■ **Goal**: Collect the lines of the entries where "sind" shows up.

■ **Raw records**:
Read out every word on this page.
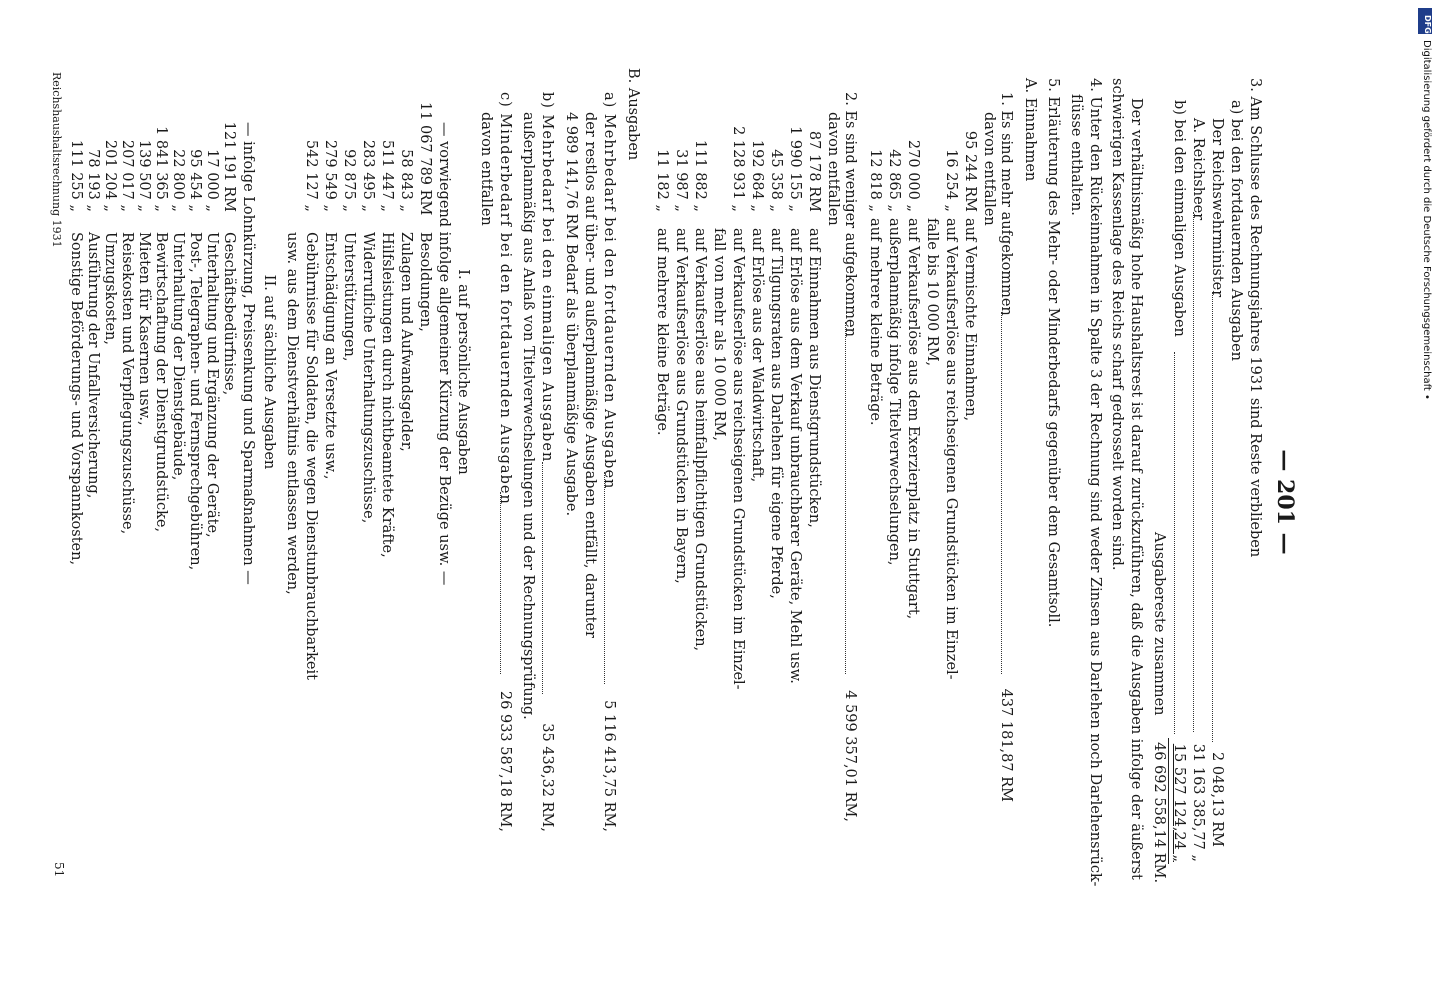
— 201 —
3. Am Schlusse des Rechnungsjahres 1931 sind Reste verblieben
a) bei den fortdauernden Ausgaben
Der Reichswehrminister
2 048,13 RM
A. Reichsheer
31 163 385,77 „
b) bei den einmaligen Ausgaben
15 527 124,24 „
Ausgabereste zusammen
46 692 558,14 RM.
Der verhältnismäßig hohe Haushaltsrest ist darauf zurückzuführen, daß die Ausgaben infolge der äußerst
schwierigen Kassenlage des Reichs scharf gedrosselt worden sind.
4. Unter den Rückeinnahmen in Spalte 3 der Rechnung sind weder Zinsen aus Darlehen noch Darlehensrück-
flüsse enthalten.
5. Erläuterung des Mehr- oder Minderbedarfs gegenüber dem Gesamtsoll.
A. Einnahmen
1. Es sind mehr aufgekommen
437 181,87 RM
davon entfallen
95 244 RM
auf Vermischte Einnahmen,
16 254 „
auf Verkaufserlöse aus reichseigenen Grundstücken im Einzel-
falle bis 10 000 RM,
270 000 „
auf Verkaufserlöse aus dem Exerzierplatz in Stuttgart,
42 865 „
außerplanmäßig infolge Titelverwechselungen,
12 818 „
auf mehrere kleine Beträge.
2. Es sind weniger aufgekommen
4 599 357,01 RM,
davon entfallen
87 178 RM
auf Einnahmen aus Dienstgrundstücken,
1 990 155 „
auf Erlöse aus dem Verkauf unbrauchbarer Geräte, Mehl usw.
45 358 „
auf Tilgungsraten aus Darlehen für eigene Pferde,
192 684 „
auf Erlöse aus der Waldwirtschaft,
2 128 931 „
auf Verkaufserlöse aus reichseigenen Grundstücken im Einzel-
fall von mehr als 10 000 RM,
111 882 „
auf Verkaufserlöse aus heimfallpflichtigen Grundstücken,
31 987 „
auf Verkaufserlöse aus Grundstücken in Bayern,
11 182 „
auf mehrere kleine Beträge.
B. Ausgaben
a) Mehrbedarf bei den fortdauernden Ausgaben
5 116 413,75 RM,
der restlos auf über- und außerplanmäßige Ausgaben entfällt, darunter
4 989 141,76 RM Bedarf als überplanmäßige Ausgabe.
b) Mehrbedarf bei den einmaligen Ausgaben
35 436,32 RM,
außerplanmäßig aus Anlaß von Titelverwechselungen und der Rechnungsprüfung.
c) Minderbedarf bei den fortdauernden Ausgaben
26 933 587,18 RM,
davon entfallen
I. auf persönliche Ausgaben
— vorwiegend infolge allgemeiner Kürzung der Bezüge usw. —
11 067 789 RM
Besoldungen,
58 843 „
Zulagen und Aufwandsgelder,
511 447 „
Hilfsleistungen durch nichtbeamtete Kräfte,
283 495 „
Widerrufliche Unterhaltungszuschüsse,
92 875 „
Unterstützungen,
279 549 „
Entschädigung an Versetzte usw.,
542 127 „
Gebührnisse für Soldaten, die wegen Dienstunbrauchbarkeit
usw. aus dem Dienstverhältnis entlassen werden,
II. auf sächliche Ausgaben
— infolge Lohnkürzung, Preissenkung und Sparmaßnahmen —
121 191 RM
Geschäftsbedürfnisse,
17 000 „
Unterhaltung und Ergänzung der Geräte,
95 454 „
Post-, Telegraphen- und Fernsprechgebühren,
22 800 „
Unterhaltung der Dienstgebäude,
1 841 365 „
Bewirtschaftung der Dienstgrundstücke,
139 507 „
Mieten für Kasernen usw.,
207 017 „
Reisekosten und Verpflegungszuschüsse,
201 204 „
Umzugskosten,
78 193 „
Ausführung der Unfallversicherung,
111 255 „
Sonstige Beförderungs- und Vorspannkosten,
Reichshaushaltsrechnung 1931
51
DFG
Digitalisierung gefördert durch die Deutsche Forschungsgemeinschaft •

* * *

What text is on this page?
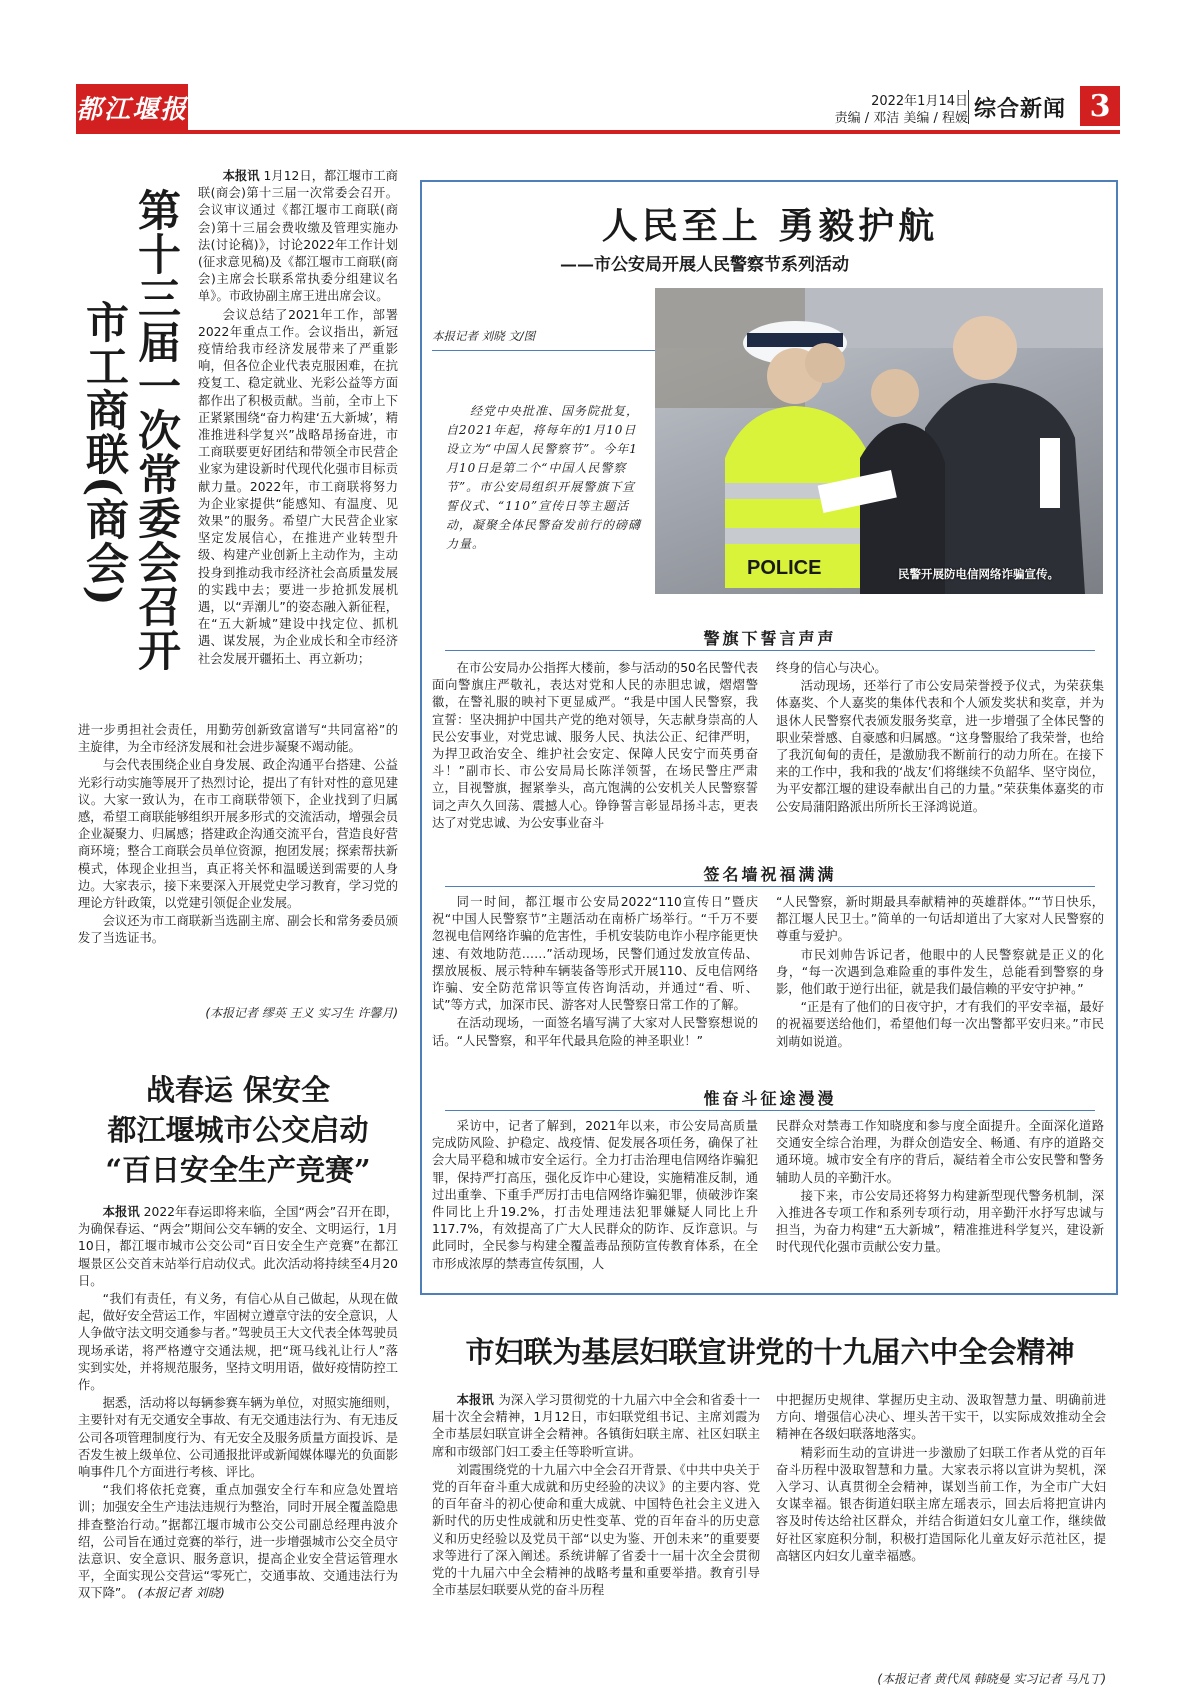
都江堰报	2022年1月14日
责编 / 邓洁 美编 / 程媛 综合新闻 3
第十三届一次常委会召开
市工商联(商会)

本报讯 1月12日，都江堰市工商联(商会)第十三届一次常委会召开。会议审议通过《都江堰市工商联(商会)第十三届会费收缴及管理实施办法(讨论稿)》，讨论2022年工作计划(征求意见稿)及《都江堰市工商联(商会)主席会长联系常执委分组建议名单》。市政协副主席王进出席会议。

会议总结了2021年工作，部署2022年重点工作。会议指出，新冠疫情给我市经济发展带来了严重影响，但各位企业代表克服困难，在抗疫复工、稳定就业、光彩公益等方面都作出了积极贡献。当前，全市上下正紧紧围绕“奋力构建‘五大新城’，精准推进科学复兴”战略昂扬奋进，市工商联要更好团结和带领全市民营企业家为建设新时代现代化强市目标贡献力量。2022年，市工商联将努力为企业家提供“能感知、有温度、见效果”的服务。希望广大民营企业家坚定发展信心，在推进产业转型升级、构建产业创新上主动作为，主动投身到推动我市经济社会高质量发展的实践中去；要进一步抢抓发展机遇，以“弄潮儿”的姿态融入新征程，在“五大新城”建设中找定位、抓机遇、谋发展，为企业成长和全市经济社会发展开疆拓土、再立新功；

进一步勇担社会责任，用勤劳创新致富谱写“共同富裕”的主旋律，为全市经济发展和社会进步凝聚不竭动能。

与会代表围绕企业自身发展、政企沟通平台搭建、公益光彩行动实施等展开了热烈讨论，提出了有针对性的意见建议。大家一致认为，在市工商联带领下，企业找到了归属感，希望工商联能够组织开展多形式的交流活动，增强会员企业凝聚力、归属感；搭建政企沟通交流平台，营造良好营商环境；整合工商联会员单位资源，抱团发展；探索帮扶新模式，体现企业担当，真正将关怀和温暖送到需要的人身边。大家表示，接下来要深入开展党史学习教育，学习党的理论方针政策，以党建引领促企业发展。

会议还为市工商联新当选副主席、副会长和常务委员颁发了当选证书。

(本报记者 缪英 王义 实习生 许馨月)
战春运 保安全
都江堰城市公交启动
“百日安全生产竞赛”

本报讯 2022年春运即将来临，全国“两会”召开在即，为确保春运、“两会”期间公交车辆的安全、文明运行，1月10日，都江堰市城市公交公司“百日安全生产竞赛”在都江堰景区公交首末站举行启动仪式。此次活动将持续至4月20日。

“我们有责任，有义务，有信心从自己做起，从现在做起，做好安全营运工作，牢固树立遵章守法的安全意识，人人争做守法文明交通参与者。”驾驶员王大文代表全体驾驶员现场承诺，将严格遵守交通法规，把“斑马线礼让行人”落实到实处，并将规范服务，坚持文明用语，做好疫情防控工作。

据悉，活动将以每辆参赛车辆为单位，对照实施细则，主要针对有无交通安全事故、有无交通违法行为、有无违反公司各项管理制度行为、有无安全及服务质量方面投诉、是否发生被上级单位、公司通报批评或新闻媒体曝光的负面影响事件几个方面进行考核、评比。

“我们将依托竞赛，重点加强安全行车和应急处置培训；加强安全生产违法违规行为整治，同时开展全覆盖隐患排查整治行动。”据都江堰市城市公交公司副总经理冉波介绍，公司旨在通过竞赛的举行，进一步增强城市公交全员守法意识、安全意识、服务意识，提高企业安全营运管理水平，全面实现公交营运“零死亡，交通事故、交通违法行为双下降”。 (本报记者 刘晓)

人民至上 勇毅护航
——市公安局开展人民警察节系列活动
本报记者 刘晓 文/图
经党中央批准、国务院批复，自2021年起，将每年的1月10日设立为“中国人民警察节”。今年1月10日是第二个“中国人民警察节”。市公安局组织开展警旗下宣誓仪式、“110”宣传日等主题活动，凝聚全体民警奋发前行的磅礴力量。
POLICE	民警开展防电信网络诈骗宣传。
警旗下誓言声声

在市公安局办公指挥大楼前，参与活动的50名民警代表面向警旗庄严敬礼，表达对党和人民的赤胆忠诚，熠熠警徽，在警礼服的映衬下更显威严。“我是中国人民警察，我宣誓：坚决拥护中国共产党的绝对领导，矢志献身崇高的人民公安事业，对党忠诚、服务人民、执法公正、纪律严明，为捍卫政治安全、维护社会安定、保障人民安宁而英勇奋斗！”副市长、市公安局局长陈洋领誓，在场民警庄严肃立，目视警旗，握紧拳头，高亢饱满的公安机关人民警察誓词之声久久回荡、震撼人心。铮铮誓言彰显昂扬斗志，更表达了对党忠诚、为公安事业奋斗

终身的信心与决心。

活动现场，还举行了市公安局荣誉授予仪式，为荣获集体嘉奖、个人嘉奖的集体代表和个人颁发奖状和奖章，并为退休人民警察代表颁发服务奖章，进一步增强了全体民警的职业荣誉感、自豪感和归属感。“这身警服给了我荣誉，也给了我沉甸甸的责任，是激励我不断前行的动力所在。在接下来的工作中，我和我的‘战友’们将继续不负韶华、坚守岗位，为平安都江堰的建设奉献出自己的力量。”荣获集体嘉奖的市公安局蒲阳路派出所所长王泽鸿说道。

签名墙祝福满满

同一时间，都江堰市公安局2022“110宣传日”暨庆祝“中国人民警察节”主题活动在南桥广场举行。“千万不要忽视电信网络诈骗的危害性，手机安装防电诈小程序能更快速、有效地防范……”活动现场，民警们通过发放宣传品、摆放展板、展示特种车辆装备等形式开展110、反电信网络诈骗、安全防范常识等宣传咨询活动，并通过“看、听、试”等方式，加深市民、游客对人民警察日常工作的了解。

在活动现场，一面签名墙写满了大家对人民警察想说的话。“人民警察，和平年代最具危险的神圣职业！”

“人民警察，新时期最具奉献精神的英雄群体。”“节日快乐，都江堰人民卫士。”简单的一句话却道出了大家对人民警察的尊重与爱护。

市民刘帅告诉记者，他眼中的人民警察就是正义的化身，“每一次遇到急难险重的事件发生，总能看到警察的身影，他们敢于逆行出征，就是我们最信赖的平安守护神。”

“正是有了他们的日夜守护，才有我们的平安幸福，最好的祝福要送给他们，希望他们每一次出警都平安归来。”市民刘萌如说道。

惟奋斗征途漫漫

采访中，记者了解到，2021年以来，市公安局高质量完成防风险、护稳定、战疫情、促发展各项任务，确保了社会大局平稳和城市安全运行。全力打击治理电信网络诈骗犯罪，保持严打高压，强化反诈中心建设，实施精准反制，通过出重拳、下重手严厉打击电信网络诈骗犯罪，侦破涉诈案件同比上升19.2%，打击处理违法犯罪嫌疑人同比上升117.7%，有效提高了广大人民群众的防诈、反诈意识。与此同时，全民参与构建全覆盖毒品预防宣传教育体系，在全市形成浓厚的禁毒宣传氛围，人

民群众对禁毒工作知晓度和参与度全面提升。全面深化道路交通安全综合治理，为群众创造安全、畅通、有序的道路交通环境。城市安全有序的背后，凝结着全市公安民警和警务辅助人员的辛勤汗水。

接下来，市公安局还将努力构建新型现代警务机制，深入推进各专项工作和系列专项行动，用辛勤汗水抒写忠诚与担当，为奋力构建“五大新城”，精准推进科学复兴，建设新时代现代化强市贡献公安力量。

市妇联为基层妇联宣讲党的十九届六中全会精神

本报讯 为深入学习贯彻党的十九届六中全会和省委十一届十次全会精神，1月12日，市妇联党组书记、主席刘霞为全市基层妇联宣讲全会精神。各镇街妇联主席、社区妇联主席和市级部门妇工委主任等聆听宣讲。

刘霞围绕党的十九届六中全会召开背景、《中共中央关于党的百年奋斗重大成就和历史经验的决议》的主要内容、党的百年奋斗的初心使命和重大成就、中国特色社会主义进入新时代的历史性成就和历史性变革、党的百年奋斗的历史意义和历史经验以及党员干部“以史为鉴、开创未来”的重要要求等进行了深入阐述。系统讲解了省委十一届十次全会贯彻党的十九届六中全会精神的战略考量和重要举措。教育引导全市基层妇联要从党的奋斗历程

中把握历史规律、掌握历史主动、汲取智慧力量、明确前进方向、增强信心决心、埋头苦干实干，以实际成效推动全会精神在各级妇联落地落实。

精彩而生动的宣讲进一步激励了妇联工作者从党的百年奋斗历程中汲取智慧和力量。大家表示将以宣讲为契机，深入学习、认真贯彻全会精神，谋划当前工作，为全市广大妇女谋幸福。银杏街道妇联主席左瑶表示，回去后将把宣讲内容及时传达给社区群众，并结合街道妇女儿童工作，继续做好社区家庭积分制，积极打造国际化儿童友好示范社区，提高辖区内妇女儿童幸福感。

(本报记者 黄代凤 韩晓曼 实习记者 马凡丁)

■ **Problem solution**:
3. Am Schlusse des Rechnungsjahres 1931 sind Reste verblieben
schwierigen Kassenlage des Reichs scharf gedrosselt worden sind.
4. Unter den Rückeinnahmen in Spalte 3 der Rechnung sind weder Zinsen aus Darlehen noch Darlehensrück-
1. Es sind mehr aufgekommen
2. Es sind weniger aufgekommen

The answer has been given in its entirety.